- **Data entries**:
[start]

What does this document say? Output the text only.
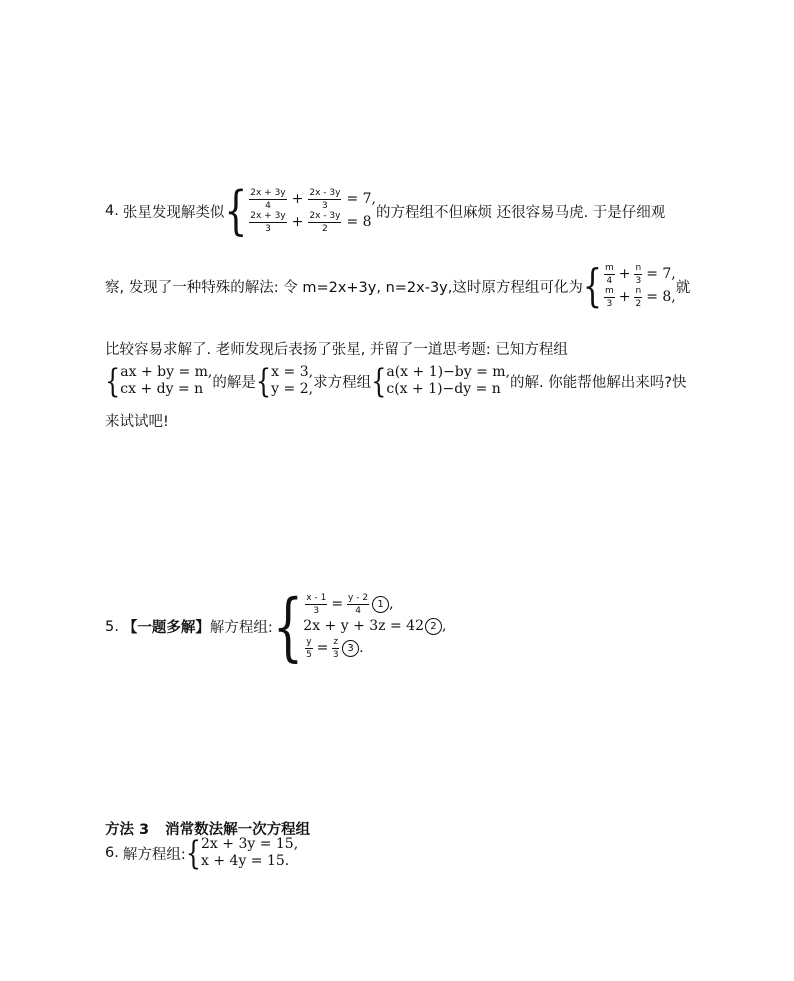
4. 张星发现解类似 { $\frac{2x + 3y}{4} + \frac{2x - 3y}{3} = 7$,
$\frac{2x + 3y}{3} + \frac{2x - 3y}{2} = 8$
的方程组不但麻烦 还很容易马虎. 于是仔细观
察, 发现了一种特殊的解法: 令 m=2x+3y, n=2x-3y,这时原方程组可化为 { $\frac{m}{4} + \frac{n}{3} = 7$,
$\frac{m}{3} + \frac{n}{2} = 8$,
就
比较容易求解了. 老师发现后表扬了张星, 并留了一道思考题: 已知方程组
{ ax + by = m,
cx + dy = n 的解是 { x = 3,
y = 2, 求方程组 { a(x + 1)−by = m,
c(x + 1)−dy = n 的解. 你能帮他解出来吗?快
来试试吧!
5. 【一题多解】 解方程组: { $\frac{x - 1}{3} = \frac{y - 2}{4} 1$ ,
2x + y + 3z = 42 2 ,
$\frac{y}{5} = \frac{z}{3} 3$ .
方法 3 消常数法解一次方程组
6. 解方程组: { 2x + 3y = 15,
x + 4y = 15.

[end]

- **Your goal**:
Identify lines with the string "frac". Copy each one.

- **Answer to this problem**:
4. 张星发现解类似 { $\frac{2x + 3y}{4} + \frac{2x - 3y}{3} = 7$,
$\frac{2x + 3y}{3} + \frac{2x - 3y}{2} = 8$
察, 发现了一种特殊的解法: 令 m=2x+3y, n=2x-3y,这时原方程组可化为 { $\frac{m}{4} + \frac{n}{3} = 7$,
$\frac{m}{3} + \frac{n}{2} = 8$,
5. 【一题多解】 解方程组: { $\frac{x - 1}{3} = \frac{y - 2}{4} 1$ ,
$\frac{y}{5} = \frac{z}{3} 3$ .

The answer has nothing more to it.